# [Extracted text]
* * *

Hugh Jones
Launceston, 1980
Warped memories of Back In Black
In 1980 Poplar Parade, Youngtown, was pretty much the last street in Launceston. Heading south to Hobart it was the final turn-off on the left before you reached the outlying Franklin Village.
I spent the year living there in a 1970s brick-veneer with Wrightee and Tiina. His name was always spelled Wrightee, and Tiina had two iis because her folks came from Finland.
We’d finished uni in Hobart the year before, then all secured jobs in Launceston. Somehow Tiina had bought the house in Poplar Parade then signed up Wrightee and me as lodgers. She had the big bedroom in the front while we had adjoining rooms down the back, separated only by a floor-to-ceiling plywood wardrobe affair.
Wrightee and I had lived at college together for three years so privacy wasn’t much of an issue. He had a girlfriend called Barb while I was experiencing something of a lean spell.

* * *

# [Supplied information]
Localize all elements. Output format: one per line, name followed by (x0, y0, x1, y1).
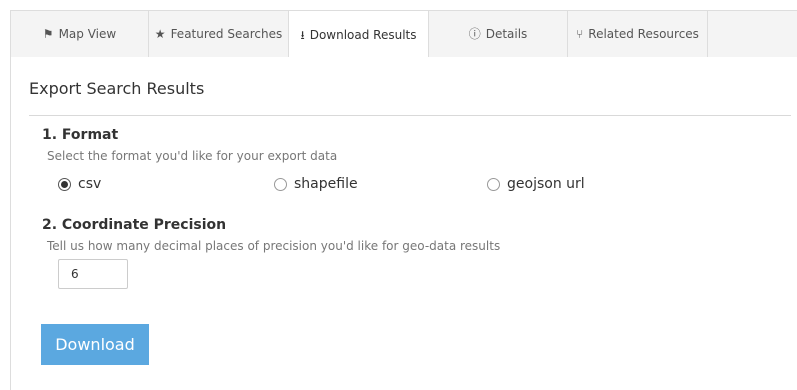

* * *

# [Short exercise]
Please repeat everything in the Launceston memoir from "I spent the" down to "came from Finland.", switching "Finland" to "Estonia".

# [Task response]
I spent the year living there in a 1970s brick-veneer with Wrightee and Tiina. His name was always spelled Wrightee, and Tiina had two iis because her folks came from Estonia.